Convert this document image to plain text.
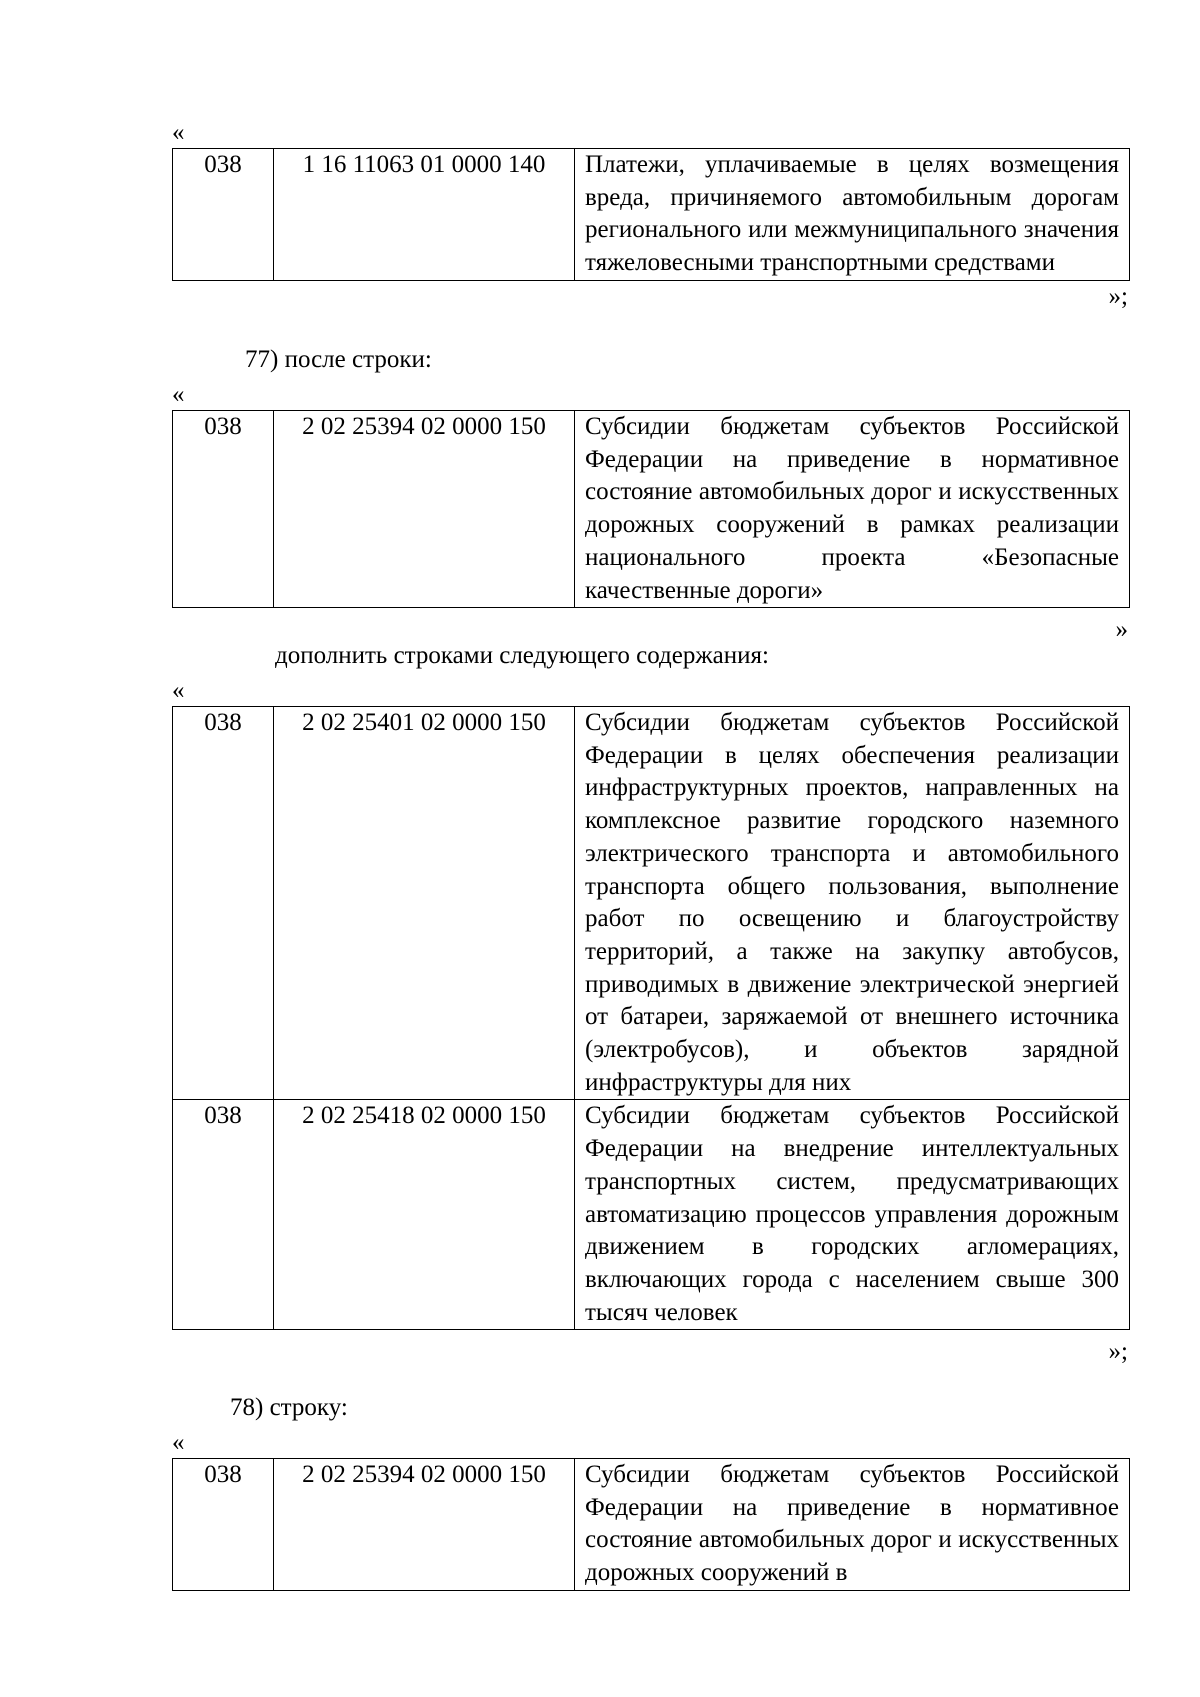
«
038	1 16 11063 01 0000 140	Платежи, уплачиваемые в целях возмещения вреда, причиняемого автомобильным дорогам регионального или межмуниципального значения тяжеловесными транспортными средствами
»;
77) после строки:
«
038	2 02 25394 02 0000 150	Субсидии бюджетам субъектов Российской Федерации на приведение в нормативное состояние автомобильных дорог и искусственных дорожных сооружений в рамках реализации национального проекта «Безопасные качественные дороги»
»
дополнить строками следующего содержания:
«
038	2 02 25401 02 0000 150	Субсидии бюджетам субъектов Российской Федерации в целях обеспечения реализации инфраструктурных проектов, направленных на комплексное развитие городского наземного электрического транспорта и автомобильного транспорта общего пользования, выполнение работ по освещению и благоустройству территорий, а также на закупку автобусов, приводимых в движение электрической энергией от батареи, заряжаемой от внешнего источника (электробусов), и объектов зарядной инфраструктуры для них
038	2 02 25418 02 0000 150	Субсидии бюджетам субъектов Российской Федерации на внедрение интеллектуальных транспортных систем, предусматривающих автоматизацию процессов управления дорожным движением в городских агломерациях, включающих города с населением свыше 300 тысяч человек
»;
78) строку:
«
038	2 02 25394 02 0000 150	Субсидии бюджетам субъектов Российской Федерации на приведение в нормативное состояние автомобильных дорог и искусственных дорожных сооружений в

§ Work to do: Return the whole listing, word for word, and leave out every picture.

§ Reply to the exercise:
Convert this document image to plain text.
«
038	1 16 11063 01 0000 140	Платежи, уплачиваемые в целях возмещения вреда, причиняемого автомобильным дорогам регионального или межмуниципального значения тяжеловесными транспортными средствами
»;
77) после строки:
«
038	2 02 25394 02 0000 150	Субсидии бюджетам субъектов Российской Федерации на приведение в нормативное состояние автомобильных дорог и искусственных дорожных сооружений в рамках реализации национального проекта «Безопасные качественные дороги»
»
дополнить строками следующего содержания:
«
038	2 02 25401 02 0000 150	Субсидии бюджетам субъектов Российской Федерации в целях обеспечения реализации инфраструктурных проектов, направленных на комплексное развитие городского наземного электрического транспорта и автомобильного транспорта общего пользования, выполнение работ по освещению и благоустройству территорий, а также на закупку автобусов, приводимых в движение электрической энергией от батареи, заряжаемой от внешнего источника (электробусов), и объектов зарядной инфраструктуры для них
038	2 02 25418 02 0000 150	Субсидии бюджетам субъектов Российской Федерации на внедрение интеллектуальных транспортных систем, предусматривающих автоматизацию процессов управления дорожным движением в городских агломерациях, включающих города с населением свыше 300 тысяч человек
»;
78) строку:
«
038	2 02 25394 02 0000 150	Субсидии бюджетам субъектов Российской Федерации на приведение в нормативное состояние автомобильных дорог и искусственных дорожных сооружений в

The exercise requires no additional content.